TASK DETAILS:
Will you transcribe the entries that follow, exactly and in full?

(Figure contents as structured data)

........

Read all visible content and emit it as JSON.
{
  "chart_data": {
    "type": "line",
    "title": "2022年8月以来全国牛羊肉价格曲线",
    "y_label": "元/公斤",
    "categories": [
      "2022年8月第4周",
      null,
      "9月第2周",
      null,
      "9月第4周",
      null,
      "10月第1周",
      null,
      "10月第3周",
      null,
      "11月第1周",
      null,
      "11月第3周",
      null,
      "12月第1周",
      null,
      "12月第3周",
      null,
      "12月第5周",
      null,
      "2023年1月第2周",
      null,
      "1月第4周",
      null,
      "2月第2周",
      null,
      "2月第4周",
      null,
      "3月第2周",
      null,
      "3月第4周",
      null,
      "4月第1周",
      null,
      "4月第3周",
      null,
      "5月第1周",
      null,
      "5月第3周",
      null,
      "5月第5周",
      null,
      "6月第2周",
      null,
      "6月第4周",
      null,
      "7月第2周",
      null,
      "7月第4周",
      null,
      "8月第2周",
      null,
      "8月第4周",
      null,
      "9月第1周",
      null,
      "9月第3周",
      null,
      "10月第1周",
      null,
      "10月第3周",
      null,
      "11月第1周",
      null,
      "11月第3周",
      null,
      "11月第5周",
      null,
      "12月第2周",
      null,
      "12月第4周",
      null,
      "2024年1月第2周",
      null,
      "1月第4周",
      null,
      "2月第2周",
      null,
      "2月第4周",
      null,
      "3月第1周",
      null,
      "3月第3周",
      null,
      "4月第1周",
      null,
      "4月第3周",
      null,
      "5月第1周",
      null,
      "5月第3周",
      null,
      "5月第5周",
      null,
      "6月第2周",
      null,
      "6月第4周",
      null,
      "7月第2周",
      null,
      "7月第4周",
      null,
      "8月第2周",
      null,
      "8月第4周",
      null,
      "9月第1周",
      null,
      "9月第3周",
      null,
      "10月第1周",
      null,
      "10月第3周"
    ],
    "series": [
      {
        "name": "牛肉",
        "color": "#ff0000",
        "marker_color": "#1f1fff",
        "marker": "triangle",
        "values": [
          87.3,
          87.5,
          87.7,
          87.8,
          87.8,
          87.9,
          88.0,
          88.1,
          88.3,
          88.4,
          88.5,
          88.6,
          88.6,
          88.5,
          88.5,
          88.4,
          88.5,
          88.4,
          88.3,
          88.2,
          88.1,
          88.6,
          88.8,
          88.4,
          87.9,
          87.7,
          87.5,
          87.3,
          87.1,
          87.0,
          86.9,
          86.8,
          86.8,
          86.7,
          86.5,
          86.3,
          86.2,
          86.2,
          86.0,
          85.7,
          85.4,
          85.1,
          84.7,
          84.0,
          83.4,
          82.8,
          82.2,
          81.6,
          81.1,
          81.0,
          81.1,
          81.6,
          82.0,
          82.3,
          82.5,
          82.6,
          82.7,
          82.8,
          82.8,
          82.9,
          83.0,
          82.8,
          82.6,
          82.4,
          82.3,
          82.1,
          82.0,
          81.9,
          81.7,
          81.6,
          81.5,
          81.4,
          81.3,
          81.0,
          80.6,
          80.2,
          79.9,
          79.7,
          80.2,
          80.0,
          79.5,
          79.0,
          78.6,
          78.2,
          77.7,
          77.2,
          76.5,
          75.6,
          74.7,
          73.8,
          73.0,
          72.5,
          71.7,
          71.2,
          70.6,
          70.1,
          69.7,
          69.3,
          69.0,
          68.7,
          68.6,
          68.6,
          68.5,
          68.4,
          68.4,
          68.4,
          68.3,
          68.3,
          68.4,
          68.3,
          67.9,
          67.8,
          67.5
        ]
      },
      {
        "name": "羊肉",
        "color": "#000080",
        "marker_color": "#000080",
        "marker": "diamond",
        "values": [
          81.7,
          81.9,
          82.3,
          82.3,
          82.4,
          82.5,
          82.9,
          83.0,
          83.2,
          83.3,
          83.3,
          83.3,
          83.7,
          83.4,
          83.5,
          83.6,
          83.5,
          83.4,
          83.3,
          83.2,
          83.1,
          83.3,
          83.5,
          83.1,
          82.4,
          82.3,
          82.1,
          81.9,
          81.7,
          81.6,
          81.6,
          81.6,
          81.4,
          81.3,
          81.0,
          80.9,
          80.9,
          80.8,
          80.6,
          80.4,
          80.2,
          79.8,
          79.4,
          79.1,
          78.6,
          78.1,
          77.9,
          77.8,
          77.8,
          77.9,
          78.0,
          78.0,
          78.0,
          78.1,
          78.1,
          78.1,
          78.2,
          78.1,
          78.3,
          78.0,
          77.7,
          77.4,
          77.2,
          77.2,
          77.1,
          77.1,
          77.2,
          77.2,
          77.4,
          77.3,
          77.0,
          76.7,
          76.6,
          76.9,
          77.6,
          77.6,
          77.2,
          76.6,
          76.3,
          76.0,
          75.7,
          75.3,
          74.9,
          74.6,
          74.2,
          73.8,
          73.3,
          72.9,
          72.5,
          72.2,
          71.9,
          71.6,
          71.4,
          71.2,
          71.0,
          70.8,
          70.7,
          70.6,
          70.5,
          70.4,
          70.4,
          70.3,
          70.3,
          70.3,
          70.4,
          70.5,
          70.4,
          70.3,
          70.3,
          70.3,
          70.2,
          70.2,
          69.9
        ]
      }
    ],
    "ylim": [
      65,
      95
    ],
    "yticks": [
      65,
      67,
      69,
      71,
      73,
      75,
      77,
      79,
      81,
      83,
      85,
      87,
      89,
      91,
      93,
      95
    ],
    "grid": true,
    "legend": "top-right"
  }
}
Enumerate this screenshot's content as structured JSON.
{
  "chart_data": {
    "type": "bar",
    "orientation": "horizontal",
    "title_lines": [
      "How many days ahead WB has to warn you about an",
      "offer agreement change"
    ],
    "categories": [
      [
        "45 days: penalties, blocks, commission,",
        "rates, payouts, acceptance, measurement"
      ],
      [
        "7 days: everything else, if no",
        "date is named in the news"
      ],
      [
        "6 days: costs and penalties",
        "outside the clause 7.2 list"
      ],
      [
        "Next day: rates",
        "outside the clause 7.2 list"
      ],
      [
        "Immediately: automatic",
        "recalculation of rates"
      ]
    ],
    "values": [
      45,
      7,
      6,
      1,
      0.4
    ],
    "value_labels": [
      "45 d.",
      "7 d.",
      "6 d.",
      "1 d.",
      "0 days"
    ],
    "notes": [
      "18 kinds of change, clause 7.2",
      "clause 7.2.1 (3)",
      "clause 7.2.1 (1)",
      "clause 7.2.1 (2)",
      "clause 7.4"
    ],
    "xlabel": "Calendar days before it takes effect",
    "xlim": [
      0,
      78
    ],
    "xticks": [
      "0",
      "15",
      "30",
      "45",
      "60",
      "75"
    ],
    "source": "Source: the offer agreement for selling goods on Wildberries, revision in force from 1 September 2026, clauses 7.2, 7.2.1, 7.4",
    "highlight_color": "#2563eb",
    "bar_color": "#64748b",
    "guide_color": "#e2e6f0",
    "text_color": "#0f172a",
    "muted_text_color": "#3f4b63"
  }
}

........

TASK ANSWER:
Read all visible content and emit it as JSON.
{
  "chart_data": {
    "type": "line",
    "title": "2022年8月以来全国牛羊肉价格曲线",
    "y_label": "元/公斤",
    "categories": [
      "2022年8月第4周",
      null,
      "9月第2周",
      null,
      "9月第4周",
      null,
      "10月第1周",
      null,
      "10月第3周",
      null,
      "11月第1周",
      null,
      "11月第3周",
      null,
      "12月第1周",
      null,
      "12月第3周",
      null,
      "12月第5周",
      null,
      "2023年1月第2周",
      null,
      "1月第4周",
      null,
      "2月第2周",
      null,
      "2月第4周",
      null,
      "3月第2周",
      null,
      "3月第4周",
      null,
      "4月第1周",
      null,
      "4月第3周",
      null,
      "5月第1周",
      null,
      "5月第3周",
      null,
      "5月第5周",
      null,
      "6月第2周",
      null,
      "6月第4周",
      null,
      "7月第2周",
      null,
      "7月第4周",
      null,
      "8月第2周",
      null,
      "8月第4周",
      null,
      "9月第1周",
      null,
      "9月第3周",
      null,
      "10月第1周",
      null,
      "10月第3周",
      null,
      "11月第1周",
      null,
      "11月第3周",
      null,
      "11月第5周",
      null,
      "12月第2周",
      null,
      "12月第4周",
      null,
      "2024年1月第2周",
      null,
      "1月第4周",
      null,
      "2月第2周",
      null,
      "2月第4周",
      null,
      "3月第1周",
      null,
      "3月第3周",
      null,
      "4月第1周",
      null,
      "4月第3周",
      null,
      "5月第1周",
      null,
      "5月第3周",
      null,
      "5月第5周",
      null,
      "6月第2周",
      null,
      "6月第4周",
      null,
      "7月第2周",
      null,
      "7月第4周",
      null,
      "8月第2周",
      null,
      "8月第4周",
      null,
      "9月第1周",
      null,
      "9月第3周",
      null,
      "10月第1周",
      null,
      "10月第3周"
    ],
    "series": [
      {
        "name": "牛肉",
        "color": "#ff0000",
        "marker_color": "#1f1fff",
        "marker": "triangle",
        "values": [
          87.3,
          87.5,
          87.7,
          87.8,
          87.8,
          87.9,
          88.0,
          88.1,
          88.3,
          88.4,
          88.5,
          88.6,
          88.6,
          88.5,
          88.5,
          88.4,
          88.5,
          88.4,
          88.3,
          88.2,
          88.1,
          88.6,
          88.8,
          88.4,
          87.9,
          87.7,
          87.5,
          87.3,
          87.1,
          87.0,
          86.9,
          86.8,
          86.8,
          86.7,
          86.5,
          86.3,
          86.2,
          86.2,
          86.0,
          85.7,
          85.4,
          85.1,
          84.7,
          84.0,
          83.4,
          82.8,
          82.2,
          81.6,
          81.1,
          81.0,
          81.1,
          81.6,
          82.0,
          82.3,
          82.5,
          82.6,
          82.7,
          82.8,
          82.8,
          82.9,
          83.0,
          82.8,
          82.6,
          82.4,
          82.3,
          82.1,
          82.0,
          81.9,
          81.7,
          81.6,
          81.5,
          81.4,
          81.3,
          81.0,
          80.6,
          80.2,
          79.9,
          79.7,
          80.2,
          80.0,
          79.5,
          79.0,
          78.6,
          78.2,
          77.7,
          77.2,
          76.5,
          75.6,
          74.7,
          73.8,
          73.0,
          72.5,
          71.7,
          71.2,
          70.6,
          70.1,
          69.7,
          69.3,
          69.0,
          68.7,
          68.6,
          68.6,
          68.5,
          68.4,
          68.4,
          68.4,
          68.3,
          68.3,
          68.4,
          68.3,
          67.9,
          67.8,
          67.5
        ]
      },
      {
        "name": "羊肉",
        "color": "#000080",
        "marker_color": "#000080",
        "marker": "diamond",
        "values": [
          81.7,
          81.9,
          82.3,
          82.3,
          82.4,
          82.5,
          82.9,
          83.0,
          83.2,
          83.3,
          83.3,
          83.3,
          83.7,
          83.4,
          83.5,
          83.6,
          83.5,
          83.4,
          83.3,
          83.2,
          83.1,
          83.3,
          83.5,
          83.1,
          82.4,
          82.3,
          82.1,
          81.9,
          81.7,
          81.6,
          81.6,
          81.6,
          81.4,
          81.3,
          81.0,
          80.9,
          80.9,
          80.8,
          80.6,
          80.4,
          80.2,
          79.8,
          79.4,
          79.1,
          78.6,
          78.1,
          77.9,
          77.8,
          77.8,
          77.9,
          78.0,
          78.0,
          78.0,
          78.1,
          78.1,
          78.1,
          78.2,
          78.1,
          78.3,
          78.0,
          77.7,
          77.4,
          77.2,
          77.2,
          77.1,
          77.1,
          77.2,
          77.2,
          77.4,
          77.3,
          77.0,
          76.7,
          76.6,
          76.9,
          77.6,
          77.6,
          77.2,
          76.6,
          76.3,
          76.0,
          75.7,
          75.3,
          74.9,
          74.6,
          74.2,
          73.8,
          73.3,
          72.9,
          72.5,
          72.2,
          71.9,
          71.6,
          71.4,
          71.2,
          71.0,
          70.8,
          70.7,
          70.6,
          70.5,
          70.4,
          70.4,
          70.3,
          70.3,
          70.3,
          70.4,
          70.5,
          70.4,
          70.3,
          70.3,
          70.3,
          70.2,
          70.2,
          69.9
        ]
      }
    ],
    "ylim": [
      65,
      95
    ],
    "yticks": [
      65,
      67,
      69,
      71,
      73,
      75,
      77,
      79,
      81,
      83,
      85,
      87,
      89,
      91,
      93,
      95
    ],
    "grid": true,
    "legend": "top-right"
  }
}
Enumerate this screenshot's content as structured JSON.
{
  "chart_data": {
    "type": "bar",
    "orientation": "horizontal",
    "title_lines": [
      "How many days ahead WB has to warn you about an",
      "offer agreement change"
    ],
    "categories": [
      [
        "45 days: penalties, blocks, commission,",
        "rates, payouts, acceptance, measurement"
      ],
      [
        "7 days: everything else, if no",
        "date is named in the news"
      ],
      [
        "6 days: costs and penalties",
        "outside the clause 7.2 list"
      ],
      [
        "Next day: rates",
        "outside the clause 7.2 list"
      ],
      [
        "Immediately: automatic",
        "recalculation of rates"
      ]
    ],
    "values": [
      45,
      7,
      6,
      1,
      0.4
    ],
    "value_labels": [
      "45 d.",
      "7 d.",
      "6 d.",
      "1 d.",
      "0 days"
    ],
    "notes": [
      "18 kinds of change, clause 7.2",
      "clause 7.2.1 (3)",
      "clause 7.2.1 (1)",
      "clause 7.2.1 (2)",
      "clause 7.4"
    ],
    "xlabel": "Calendar days before it takes effect",
    "xlim": [
      0,
      78
    ],
    "xticks": [
      "0",
      "15",
      "30",
      "45",
      "60",
      "75"
    ],
    "source": "Source: the offer agreement for selling goods on Wildberries, revision in force from 1 September 2026, clauses 7.2, 7.2.1, 7.4",
    "highlight_color": "#2563eb",
    "bar_color": "#64748b",
    "guide_color": "#e2e6f0",
    "text_color": "#0f172a",
    "muted_text_color": "#3f4b63"
  }
}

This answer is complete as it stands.